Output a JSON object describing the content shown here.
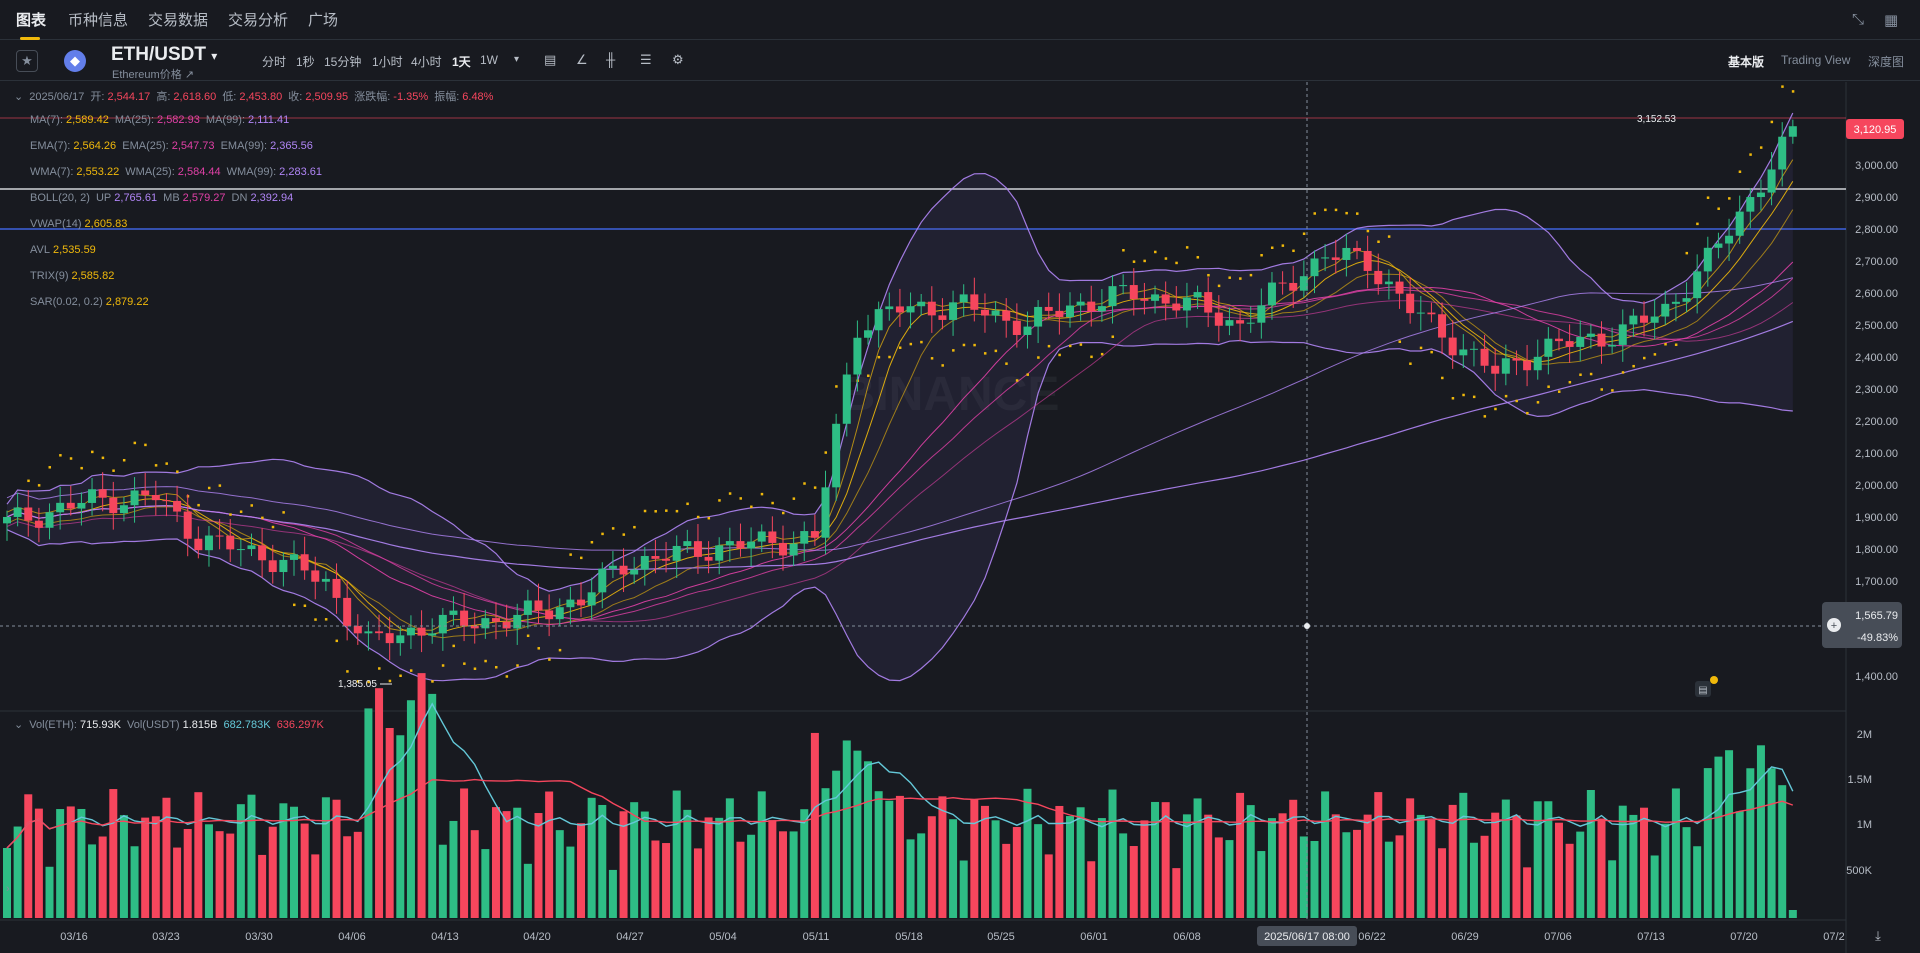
{
  "nav": {
    "tabs": [
      "图表",
      "币种信息",
      "交易数据",
      "交易分析",
      "广场"
    ],
    "active_tab": 0,
    "right_icons": [
      "collapse-icon",
      "layout-grid-icon"
    ]
  },
  "toolbar": {
    "pair": "ETH/USDT",
    "pair_caret": "▾",
    "subtitle": "Ethereum价格 ↗",
    "timeframes": [
      "分时",
      "1秒",
      "15分钟",
      "1小时",
      "4小时",
      "1天",
      "1W"
    ],
    "active_timeframe": "1天",
    "more_caret": "▾",
    "tool_icons": [
      "calendar-icon",
      "indicator-icon",
      "candle-type-icon",
      "layout-icon",
      "settings-icon"
    ],
    "views": [
      "基本版",
      "Trading View",
      "深度图"
    ],
    "active_view": "基本版"
  },
  "ohlc": {
    "date": "2025/06/17",
    "open_label": "开:",
    "open": "2,544.17",
    "high_label": "高:",
    "high": "2,618.60",
    "low_label": "低:",
    "low": "2,453.80",
    "close_label": "收:",
    "close": "2,509.95",
    "change_label": "涨跌幅:",
    "change": "-1.35%",
    "amp_label": "振幅:",
    "amp": "6.48%"
  },
  "indicators": {
    "ma": [
      {
        "label": "MA(7):",
        "value": "2,589.42",
        "color": "#f0b90b"
      },
      {
        "label": "MA(25):",
        "value": "2,582.93",
        "color": "#e040a6"
      },
      {
        "label": "MA(99):",
        "value": "2,111.41",
        "color": "#b085f5"
      }
    ],
    "ema": [
      {
        "label": "EMA(7):",
        "value": "2,564.26",
        "color": "#f0b90b"
      },
      {
        "label": "EMA(25):",
        "value": "2,547.73",
        "color": "#e040a6"
      },
      {
        "label": "EMA(99):",
        "value": "2,365.56",
        "color": "#b085f5"
      }
    ],
    "wma": [
      {
        "label": "WMA(7):",
        "value": "2,553.22",
        "color": "#f0b90b"
      },
      {
        "label": "WMA(25):",
        "value": "2,584.44",
        "color": "#e040a6"
      },
      {
        "label": "WMA(99):",
        "value": "2,283.61",
        "color": "#b085f5"
      }
    ],
    "boll": {
      "label": "BOLL(20, 2)",
      "up_label": "UP",
      "up": "2,765.61",
      "mb_label": "MB",
      "mb": "2,579.27",
      "dn_label": "DN",
      "dn": "2,392.94"
    },
    "vwap": {
      "label": "VWAP(14)",
      "value": "2,605.83"
    },
    "avl": {
      "label": "AVL",
      "value": "2,535.59"
    },
    "trix": {
      "label": "TRIX(9)",
      "value": "2,585.82"
    },
    "sar": {
      "label": "SAR(0.02, 0.2)",
      "value": "2,879.22"
    }
  },
  "price_axis": [
    "3,000.00",
    "2,900.00",
    "2,800.00",
    "2,700.00",
    "2,600.00",
    "2,500.00",
    "2,400.00",
    "2,300.00",
    "2,200.00",
    "2,100.00",
    "2,000.00",
    "1,900.00",
    "1,800.00",
    "1,700.00",
    "1,400.00"
  ],
  "current_price": "3,120.95",
  "cursor_price": "1,565.79",
  "cursor_change": "-49.83%",
  "high_marker": "3,152.53",
  "low_marker": "1,385.05",
  "volume": {
    "vol_eth_label": "Vol(ETH):",
    "vol_eth": "715.93K",
    "vol_usdt_label": "Vol(USDT)",
    "vol_usdt": "1.815B",
    "ma1": "682.783K",
    "ma2": "636.297K",
    "axis": [
      "2M",
      "1.5M",
      "1M",
      "500K"
    ]
  },
  "date_axis": [
    "03/16",
    "03/23",
    "03/30",
    "04/06",
    "04/13",
    "04/20",
    "04/27",
    "05/04",
    "05/11",
    "05/18",
    "05/25",
    "06/01",
    "06/08",
    "06/22",
    "06/29",
    "07/06",
    "07/13",
    "07/20",
    "07/2"
  ],
  "cursor_date": "2025/06/17 08:00",
  "colors": {
    "up": "#2ebd85",
    "down": "#f6465d",
    "bg": "#181a20",
    "accent": "#f0b90b"
  }
}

++++++++++

(Your task)
Write the listing out a second time exactly, dropping all images.

(Finished exercise)
Output a JSON object describing the content shown here.
{
  "nav": {
    "tabs": [
      "图表",
      "币种信息",
      "交易数据",
      "交易分析",
      "广场"
    ],
    "active_tab": 0,
    "right_icons": [
      "collapse-icon",
      "layout-grid-icon"
    ]
  },
  "toolbar": {
    "pair": "ETH/USDT",
    "pair_caret": "▾",
    "subtitle": "Ethereum价格 ↗",
    "timeframes": [
      "分时",
      "1秒",
      "15分钟",
      "1小时",
      "4小时",
      "1天",
      "1W"
    ],
    "active_timeframe": "1天",
    "more_caret": "▾",
    "tool_icons": [
      "calendar-icon",
      "indicator-icon",
      "candle-type-icon",
      "layout-icon",
      "settings-icon"
    ],
    "views": [
      "基本版",
      "Trading View",
      "深度图"
    ],
    "active_view": "基本版"
  },
  "ohlc": {
    "date": "2025/06/17",
    "open_label": "开:",
    "open": "2,544.17",
    "high_label": "高:",
    "high": "2,618.60",
    "low_label": "低:",
    "low": "2,453.80",
    "close_label": "收:",
    "close": "2,509.95",
    "change_label": "涨跌幅:",
    "change": "-1.35%",
    "amp_label": "振幅:",
    "amp": "6.48%"
  },
  "indicators": {
    "ma": [
      {
        "label": "MA(7):",
        "value": "2,589.42",
        "color": "#f0b90b"
      },
      {
        "label": "MA(25):",
        "value": "2,582.93",
        "color": "#e040a6"
      },
      {
        "label": "MA(99):",
        "value": "2,111.41",
        "color": "#b085f5"
      }
    ],
    "ema": [
      {
        "label": "EMA(7):",
        "value": "2,564.26",
        "color": "#f0b90b"
      },
      {
        "label": "EMA(25):",
        "value": "2,547.73",
        "color": "#e040a6"
      },
      {
        "label": "EMA(99):",
        "value": "2,365.56",
        "color": "#b085f5"
      }
    ],
    "wma": [
      {
        "label": "WMA(7):",
        "value": "2,553.22",
        "color": "#f0b90b"
      },
      {
        "label": "WMA(25):",
        "value": "2,584.44",
        "color": "#e040a6"
      },
      {
        "label": "WMA(99):",
        "value": "2,283.61",
        "color": "#b085f5"
      }
    ],
    "boll": {
      "label": "BOLL(20, 2)",
      "up_label": "UP",
      "up": "2,765.61",
      "mb_label": "MB",
      "mb": "2,579.27",
      "dn_label": "DN",
      "dn": "2,392.94"
    },
    "vwap": {
      "label": "VWAP(14)",
      "value": "2,605.83"
    },
    "avl": {
      "label": "AVL",
      "value": "2,535.59"
    },
    "trix": {
      "label": "TRIX(9)",
      "value": "2,585.82"
    },
    "sar": {
      "label": "SAR(0.02, 0.2)",
      "value": "2,879.22"
    }
  },
  "price_axis": [
    "3,000.00",
    "2,900.00",
    "2,800.00",
    "2,700.00",
    "2,600.00",
    "2,500.00",
    "2,400.00",
    "2,300.00",
    "2,200.00",
    "2,100.00",
    "2,000.00",
    "1,900.00",
    "1,800.00",
    "1,700.00",
    "1,400.00"
  ],
  "current_price": "3,120.95",
  "cursor_price": "1,565.79",
  "cursor_change": "-49.83%",
  "high_marker": "3,152.53",
  "low_marker": "1,385.05",
  "volume": {
    "vol_eth_label": "Vol(ETH):",
    "vol_eth": "715.93K",
    "vol_usdt_label": "Vol(USDT)",
    "vol_usdt": "1.815B",
    "ma1": "682.783K",
    "ma2": "636.297K",
    "axis": [
      "2M",
      "1.5M",
      "1M",
      "500K"
    ]
  },
  "date_axis": [
    "03/16",
    "03/23",
    "03/30",
    "04/06",
    "04/13",
    "04/20",
    "04/27",
    "05/04",
    "05/11",
    "05/18",
    "05/25",
    "06/01",
    "06/08",
    "06/22",
    "06/29",
    "07/06",
    "07/13",
    "07/20",
    "07/2"
  ],
  "cursor_date": "2025/06/17 08:00",
  "colors": {
    "up": "#2ebd85",
    "down": "#f6465d",
    "bg": "#181a20",
    "accent": "#f0b90b"
  }
}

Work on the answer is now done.